(Records from a data collection)
——————————
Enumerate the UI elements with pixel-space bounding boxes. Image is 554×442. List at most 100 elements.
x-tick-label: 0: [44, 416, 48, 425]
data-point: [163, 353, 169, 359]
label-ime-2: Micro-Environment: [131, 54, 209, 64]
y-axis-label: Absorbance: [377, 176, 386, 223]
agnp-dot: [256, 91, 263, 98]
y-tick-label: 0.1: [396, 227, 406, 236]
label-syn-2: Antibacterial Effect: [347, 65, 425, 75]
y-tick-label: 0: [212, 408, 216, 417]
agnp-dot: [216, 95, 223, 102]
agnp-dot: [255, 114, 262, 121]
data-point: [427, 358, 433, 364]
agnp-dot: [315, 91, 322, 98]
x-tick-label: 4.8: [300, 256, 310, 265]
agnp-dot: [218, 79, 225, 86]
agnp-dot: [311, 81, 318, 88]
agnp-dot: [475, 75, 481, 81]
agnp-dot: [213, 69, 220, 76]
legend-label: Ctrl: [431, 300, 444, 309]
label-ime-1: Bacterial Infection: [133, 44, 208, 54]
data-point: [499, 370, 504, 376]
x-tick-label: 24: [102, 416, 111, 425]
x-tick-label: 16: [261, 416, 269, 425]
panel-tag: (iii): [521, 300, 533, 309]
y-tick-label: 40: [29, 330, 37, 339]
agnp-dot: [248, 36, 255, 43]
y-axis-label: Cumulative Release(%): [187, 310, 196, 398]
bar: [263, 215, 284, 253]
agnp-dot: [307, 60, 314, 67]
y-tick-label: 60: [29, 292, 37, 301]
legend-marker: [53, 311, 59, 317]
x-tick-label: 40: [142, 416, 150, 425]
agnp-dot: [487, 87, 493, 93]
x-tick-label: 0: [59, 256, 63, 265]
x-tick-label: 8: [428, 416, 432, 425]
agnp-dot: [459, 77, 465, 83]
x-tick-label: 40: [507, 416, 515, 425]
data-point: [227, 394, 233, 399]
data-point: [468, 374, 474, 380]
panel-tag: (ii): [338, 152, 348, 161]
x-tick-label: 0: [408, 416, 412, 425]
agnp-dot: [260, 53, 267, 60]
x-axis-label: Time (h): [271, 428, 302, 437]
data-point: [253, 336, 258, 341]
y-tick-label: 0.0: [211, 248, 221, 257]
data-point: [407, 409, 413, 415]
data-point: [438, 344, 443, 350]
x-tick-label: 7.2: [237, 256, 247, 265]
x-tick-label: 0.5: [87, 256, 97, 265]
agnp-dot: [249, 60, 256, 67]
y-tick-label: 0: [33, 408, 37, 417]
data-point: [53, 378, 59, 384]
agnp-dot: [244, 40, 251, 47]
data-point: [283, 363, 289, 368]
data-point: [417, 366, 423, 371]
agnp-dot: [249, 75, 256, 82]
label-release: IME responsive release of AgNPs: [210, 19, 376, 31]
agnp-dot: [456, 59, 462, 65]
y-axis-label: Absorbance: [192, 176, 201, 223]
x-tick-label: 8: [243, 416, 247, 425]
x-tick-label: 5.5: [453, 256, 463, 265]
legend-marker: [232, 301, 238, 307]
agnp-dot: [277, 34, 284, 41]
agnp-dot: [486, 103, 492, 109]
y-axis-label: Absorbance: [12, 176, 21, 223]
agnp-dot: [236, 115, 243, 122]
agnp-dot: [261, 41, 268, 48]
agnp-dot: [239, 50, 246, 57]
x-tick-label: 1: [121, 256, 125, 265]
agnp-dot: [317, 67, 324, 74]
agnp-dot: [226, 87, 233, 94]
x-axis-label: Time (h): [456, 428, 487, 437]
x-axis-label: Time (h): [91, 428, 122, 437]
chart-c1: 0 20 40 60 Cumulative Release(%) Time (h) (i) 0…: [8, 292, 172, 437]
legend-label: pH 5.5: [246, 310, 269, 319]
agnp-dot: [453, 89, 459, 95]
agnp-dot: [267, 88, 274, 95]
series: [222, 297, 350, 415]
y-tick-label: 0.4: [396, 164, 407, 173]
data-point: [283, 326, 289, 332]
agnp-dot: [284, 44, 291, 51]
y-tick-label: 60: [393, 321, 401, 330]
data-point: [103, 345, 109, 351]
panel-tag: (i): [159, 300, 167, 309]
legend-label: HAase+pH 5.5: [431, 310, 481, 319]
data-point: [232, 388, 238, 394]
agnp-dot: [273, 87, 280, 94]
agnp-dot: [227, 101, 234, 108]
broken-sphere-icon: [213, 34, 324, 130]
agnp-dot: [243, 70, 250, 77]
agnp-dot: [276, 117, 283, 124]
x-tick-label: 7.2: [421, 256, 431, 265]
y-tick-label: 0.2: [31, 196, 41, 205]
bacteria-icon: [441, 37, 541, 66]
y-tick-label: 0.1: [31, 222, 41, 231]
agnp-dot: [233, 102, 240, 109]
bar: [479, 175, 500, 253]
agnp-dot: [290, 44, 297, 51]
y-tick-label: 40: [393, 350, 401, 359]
——————————
Description of the task -
The answer must be the data above, repeated exactly as it stands.

Exercise response -
Enumerate the UI elements with pixel-space bounding boxes. Image is 554×442. List at most 100 elements.
x-tick-label: 0: [44, 416, 48, 425]
data-point: [163, 353, 169, 359]
label-ime-2: Micro-Environment: [131, 54, 209, 64]
y-axis-label: Absorbance: [377, 176, 386, 223]
agnp-dot: [256, 91, 263, 98]
y-tick-label: 0.1: [396, 227, 406, 236]
label-syn-2: Antibacterial Effect: [347, 65, 425, 75]
y-tick-label: 0: [212, 408, 216, 417]
agnp-dot: [216, 95, 223, 102]
agnp-dot: [255, 114, 262, 121]
data-point: [427, 358, 433, 364]
agnp-dot: [315, 91, 322, 98]
x-tick-label: 4.8: [300, 256, 310, 265]
agnp-dot: [218, 79, 225, 86]
agnp-dot: [311, 81, 318, 88]
agnp-dot: [475, 75, 481, 81]
agnp-dot: [213, 69, 220, 76]
legend-label: Ctrl: [431, 300, 444, 309]
label-ime-1: Bacterial Infection: [133, 44, 208, 54]
data-point: [499, 370, 504, 376]
x-tick-label: 24: [102, 416, 111, 425]
x-tick-label: 16: [261, 416, 269, 425]
panel-tag: (iii): [521, 300, 533, 309]
y-tick-label: 40: [29, 330, 37, 339]
agnp-dot: [248, 36, 255, 43]
y-axis-label: Cumulative Release(%): [187, 310, 196, 398]
bar: [263, 215, 284, 253]
agnp-dot: [307, 60, 314, 67]
y-tick-label: 60: [29, 292, 37, 301]
legend-marker: [53, 311, 59, 317]
x-tick-label: 40: [142, 416, 150, 425]
agnp-dot: [487, 87, 493, 93]
x-tick-label: 0: [59, 256, 63, 265]
x-tick-label: 8: [428, 416, 432, 425]
agnp-dot: [459, 77, 465, 83]
x-tick-label: 40: [507, 416, 515, 425]
data-point: [227, 394, 233, 399]
data-point: [468, 374, 474, 380]
panel-tag: (ii): [338, 152, 348, 161]
x-tick-label: 0: [408, 416, 412, 425]
agnp-dot: [260, 53, 267, 60]
x-axis-label: Time (h): [271, 428, 302, 437]
data-point: [253, 336, 258, 341]
y-tick-label: 0.0: [211, 248, 221, 257]
data-point: [407, 409, 413, 415]
data-point: [438, 344, 443, 350]
x-tick-label: 7.2: [237, 256, 247, 265]
x-tick-label: 0.5: [87, 256, 97, 265]
agnp-dot: [249, 60, 256, 67]
y-tick-label: 0: [33, 408, 37, 417]
data-point: [53, 378, 59, 384]
agnp-dot: [244, 40, 251, 47]
data-point: [283, 363, 289, 368]
data-point: [417, 366, 423, 371]
agnp-dot: [249, 75, 256, 82]
label-release: IME responsive release of AgNPs: [210, 19, 376, 31]
agnp-dot: [456, 59, 462, 65]
y-axis-label: Absorbance: [192, 176, 201, 223]
x-tick-label: 8: [243, 416, 247, 425]
x-tick-label: 5.5: [453, 256, 463, 265]
legend-marker: [232, 301, 238, 307]
agnp-dot: [277, 34, 284, 41]
agnp-dot: [486, 103, 492, 109]
y-axis-label: Absorbance: [12, 176, 21, 223]
agnp-dot: [236, 115, 243, 122]
agnp-dot: [261, 41, 268, 48]
agnp-dot: [239, 50, 246, 57]
x-tick-label: 1: [121, 256, 125, 265]
agnp-dot: [317, 67, 324, 74]
agnp-dot: [226, 87, 233, 94]
x-axis-label: Time (h): [456, 428, 487, 437]
x-axis-label: Time (h): [91, 428, 122, 437]
chart-c1: 0 20 40 60 Cumulative Release(%) Time (h) (i) 0…: [8, 292, 172, 437]
legend-label: pH 5.5: [246, 310, 269, 319]
agnp-dot: [453, 89, 459, 95]
agnp-dot: [267, 88, 274, 95]
series: [222, 297, 350, 415]
y-tick-label: 0.4: [396, 164, 407, 173]
data-point: [283, 326, 289, 332]
agnp-dot: [284, 44, 291, 51]
y-tick-label: 60: [393, 321, 401, 330]
data-point: [103, 345, 109, 351]
panel-tag: (i): [159, 300, 167, 309]
legend-label: HAase+pH 5.5: [431, 310, 481, 319]
data-point: [232, 388, 238, 394]
agnp-dot: [273, 87, 280, 94]
agnp-dot: [227, 101, 234, 108]
broken-sphere-icon: [213, 34, 324, 130]
agnp-dot: [243, 70, 250, 77]
agnp-dot: [276, 117, 283, 124]
x-tick-label: 7.2: [421, 256, 431, 265]
y-tick-label: 0.2: [31, 196, 41, 205]
bacteria-icon: [441, 37, 541, 66]
y-tick-label: 0.1: [31, 222, 41, 231]
agnp-dot: [233, 102, 240, 109]
bar: [479, 175, 500, 253]
agnp-dot: [290, 44, 297, 51]
y-tick-label: 40: [393, 350, 401, 359]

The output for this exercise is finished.